EXERCISE MATERIALS:
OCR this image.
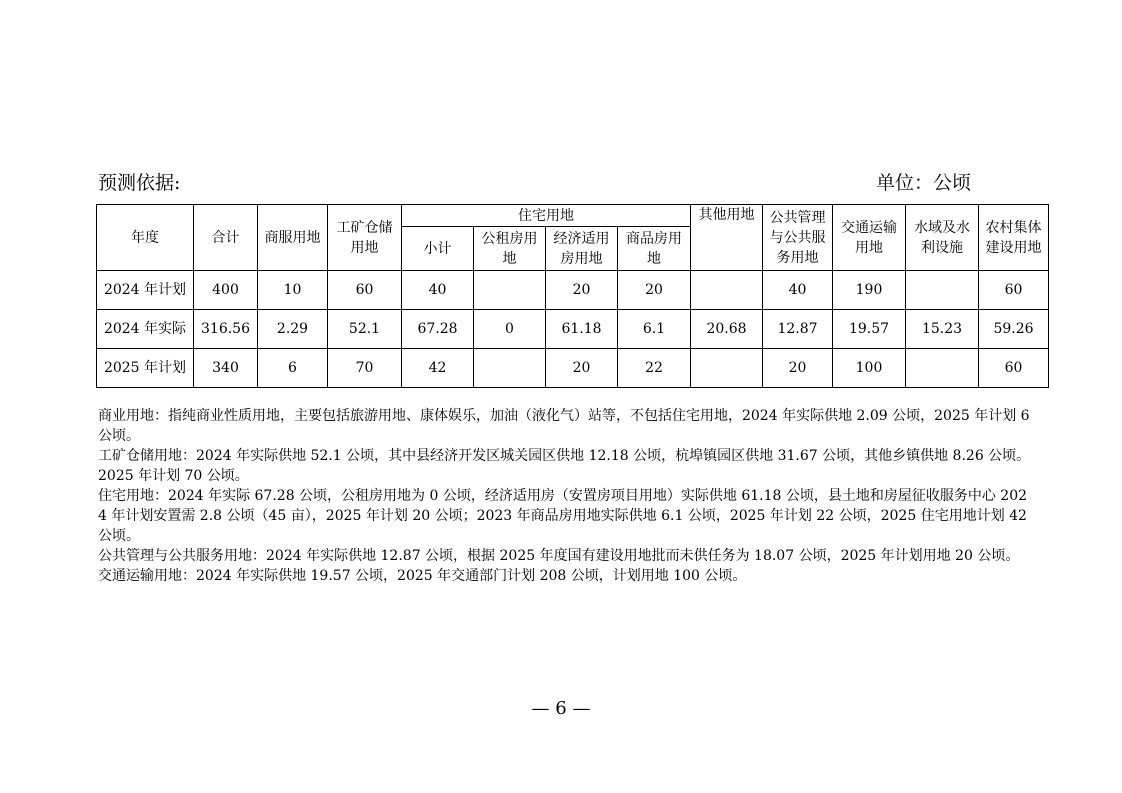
预测依据:	单位：公顷
年度	合计	商服用地	工矿仓储用地	住宅用地				其他用地	公共管理与公共服务用地	交通运输用地	水域及水利设施	农村集体建设用地
				小计	公租房用地	经济适用房用地	商品房用地					
2024 年计划	400	10	60	40		20	20		40	190		60
2024 年实际	316.56	2.29	52.1	67.28	0	61.18	6.1	20.68	12.87	19.57	15.23	59.26
2025 年计划	340	6	70	42		20	22		20	100		60

商业用地：指纯商业性质用地，主要包括旅游用地、康体娱乐，加油（液化气）站等，不包括住宅用地，2024 年实际供地 2.09 公顷，2025 年计划 6 公顷。

工矿仓储用地：2024 年实际供地 52.1 公顷，其中县经济开发区城关园区供地 12.18 公顷，杭埠镇园区供地 31.67 公顷，其他乡镇供地 8.26 公顷。2025 年计划 70 公顷。

住宅用地：2024 年实际 67.28 公顷，公租房用地为 0 公顷，经济适用房（安置房项目用地）实际供地 61.18 公顷，县土地和房屋征收服务中心 2024 年计划安置需 2.8 公顷（45 亩），2025 年计划 20 公顷；2023 年商品房用地实际供地 6.1 公顷，2025 年计划 22 公顷，2025 住宅用地计划 42 公顷。

公共管理与公共服务用地：2024 年实际供地 12.87 公顷，根据 2025 年度国有建设用地批而未供任务为 18.07 公顷，2025 年计划用地 20 公顷。

交通运输用地：2024 年实际供地 19.57 公顷，2025 年交通部门计划 208 公顷，计划用地 100 公顷。

— 6 —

SET EXERCISE: Reproduce the material word for word, minus the images.

FULL OUTPUT:
OCR this image.
预测依据:	单位：公顷
年度	合计	商服用地	工矿仓储用地	住宅用地				其他用地	公共管理与公共服务用地	交通运输用地	水域及水利设施	农村集体建设用地
				小计	公租房用地	经济适用房用地	商品房用地					
2024 年计划	400	10	60	40		20	20		40	190		60
2024 年实际	316.56	2.29	52.1	67.28	0	61.18	6.1	20.68	12.87	19.57	15.23	59.26
2025 年计划	340	6	70	42		20	22		20	100		60

商业用地：指纯商业性质用地，主要包括旅游用地、康体娱乐，加油（液化气）站等，不包括住宅用地，2024 年实际供地 2.09 公顷，2025 年计划 6 公顷。

工矿仓储用地：2024 年实际供地 52.1 公顷，其中县经济开发区城关园区供地 12.18 公顷，杭埠镇园区供地 31.67 公顷，其他乡镇供地 8.26 公顷。2025 年计划 70 公顷。

住宅用地：2024 年实际 67.28 公顷，公租房用地为 0 公顷，经济适用房（安置房项目用地）实际供地 61.18 公顷，县土地和房屋征收服务中心 2024 年计划安置需 2.8 公顷（45 亩），2025 年计划 20 公顷；2023 年商品房用地实际供地 6.1 公顷，2025 年计划 22 公顷，2025 住宅用地计划 42 公顷。

公共管理与公共服务用地：2024 年实际供地 12.87 公顷，根据 2025 年度国有建设用地批而未供任务为 18.07 公顷，2025 年计划用地 20 公顷。

交通运输用地：2024 年实际供地 19.57 公顷，2025 年交通部门计划 208 公顷，计划用地 100 公顷。

— 6 —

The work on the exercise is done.